▶ _Directions for this task_
Collect every line of the records below that contains the word "then".

▶ _The data_
══════════
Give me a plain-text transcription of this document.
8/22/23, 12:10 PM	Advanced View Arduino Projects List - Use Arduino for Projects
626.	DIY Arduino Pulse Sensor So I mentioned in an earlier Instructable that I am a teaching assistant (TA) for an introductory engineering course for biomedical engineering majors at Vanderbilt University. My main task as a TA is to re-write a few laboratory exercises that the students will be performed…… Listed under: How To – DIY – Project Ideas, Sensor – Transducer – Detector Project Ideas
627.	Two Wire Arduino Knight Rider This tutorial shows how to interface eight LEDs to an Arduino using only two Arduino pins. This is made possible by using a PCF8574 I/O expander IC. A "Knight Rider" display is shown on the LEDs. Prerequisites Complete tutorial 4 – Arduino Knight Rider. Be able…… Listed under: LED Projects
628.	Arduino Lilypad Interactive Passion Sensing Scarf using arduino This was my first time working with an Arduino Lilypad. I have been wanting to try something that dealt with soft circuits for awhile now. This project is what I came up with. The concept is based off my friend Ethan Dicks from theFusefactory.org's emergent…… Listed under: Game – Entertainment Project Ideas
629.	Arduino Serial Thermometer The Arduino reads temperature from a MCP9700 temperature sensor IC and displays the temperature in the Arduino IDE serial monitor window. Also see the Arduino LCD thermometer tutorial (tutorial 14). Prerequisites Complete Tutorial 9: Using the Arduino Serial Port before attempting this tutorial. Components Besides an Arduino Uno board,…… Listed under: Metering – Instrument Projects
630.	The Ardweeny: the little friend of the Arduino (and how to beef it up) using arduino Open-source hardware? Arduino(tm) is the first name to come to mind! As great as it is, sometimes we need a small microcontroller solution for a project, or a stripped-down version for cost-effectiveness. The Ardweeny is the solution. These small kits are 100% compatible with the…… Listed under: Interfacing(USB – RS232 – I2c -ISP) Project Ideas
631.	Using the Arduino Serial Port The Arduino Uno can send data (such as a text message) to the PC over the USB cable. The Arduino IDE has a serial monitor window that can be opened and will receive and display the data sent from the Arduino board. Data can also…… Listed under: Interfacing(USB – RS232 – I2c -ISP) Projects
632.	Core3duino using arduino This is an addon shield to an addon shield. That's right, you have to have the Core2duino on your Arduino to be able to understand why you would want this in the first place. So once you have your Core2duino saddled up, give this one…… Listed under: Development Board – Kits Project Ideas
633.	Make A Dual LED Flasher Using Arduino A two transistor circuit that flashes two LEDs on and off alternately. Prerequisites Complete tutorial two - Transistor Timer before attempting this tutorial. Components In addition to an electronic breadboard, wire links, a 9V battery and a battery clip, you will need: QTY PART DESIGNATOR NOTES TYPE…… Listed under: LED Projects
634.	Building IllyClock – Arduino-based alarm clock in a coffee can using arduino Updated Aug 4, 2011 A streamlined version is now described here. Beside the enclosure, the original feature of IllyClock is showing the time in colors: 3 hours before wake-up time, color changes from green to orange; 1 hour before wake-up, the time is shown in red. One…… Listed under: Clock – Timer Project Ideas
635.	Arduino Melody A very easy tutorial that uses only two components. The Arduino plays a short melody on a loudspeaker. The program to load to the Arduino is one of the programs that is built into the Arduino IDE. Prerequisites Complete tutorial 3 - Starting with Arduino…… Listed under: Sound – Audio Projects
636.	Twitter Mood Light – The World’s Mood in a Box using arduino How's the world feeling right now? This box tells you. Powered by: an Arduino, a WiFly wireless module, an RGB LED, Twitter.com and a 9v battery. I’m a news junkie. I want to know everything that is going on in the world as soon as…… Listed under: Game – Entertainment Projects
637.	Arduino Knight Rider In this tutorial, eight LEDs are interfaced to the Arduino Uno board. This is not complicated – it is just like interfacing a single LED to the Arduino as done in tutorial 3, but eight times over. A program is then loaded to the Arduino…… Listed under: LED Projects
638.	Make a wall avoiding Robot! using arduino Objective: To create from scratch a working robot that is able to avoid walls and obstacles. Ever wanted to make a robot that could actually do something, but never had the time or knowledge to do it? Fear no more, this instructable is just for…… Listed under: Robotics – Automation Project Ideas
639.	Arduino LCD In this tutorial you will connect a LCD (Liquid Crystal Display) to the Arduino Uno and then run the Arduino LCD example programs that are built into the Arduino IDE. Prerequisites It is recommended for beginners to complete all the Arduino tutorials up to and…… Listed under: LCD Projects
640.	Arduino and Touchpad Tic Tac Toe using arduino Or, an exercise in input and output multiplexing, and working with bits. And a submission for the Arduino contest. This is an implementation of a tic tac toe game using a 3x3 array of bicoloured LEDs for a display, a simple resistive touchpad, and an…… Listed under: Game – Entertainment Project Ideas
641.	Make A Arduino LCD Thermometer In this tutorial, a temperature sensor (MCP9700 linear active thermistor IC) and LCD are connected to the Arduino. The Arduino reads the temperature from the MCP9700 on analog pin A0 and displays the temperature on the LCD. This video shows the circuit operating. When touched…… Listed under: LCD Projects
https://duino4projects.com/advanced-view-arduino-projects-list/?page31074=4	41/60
══════════
▶ _Problem solution_
637.	Arduino Knight Rider In this tutorial, eight LEDs are interfaced to the Arduino Uno board. This is not complicated – it is just like interfacing a single LED to the Arduino as done in tutorial 3, but eight times over. A program is then loaded to the Arduino…… Listed under: LED Projects
639.	Arduino LCD In this tutorial you will connect a LCD (Liquid Crystal Display) to the Arduino Uno and then run the Arduino LCD example programs that are built into the Arduino IDE. Prerequisites It is recommended for beginners to complete all the Arduino tutorials up to and…… Listed under: LCD Projects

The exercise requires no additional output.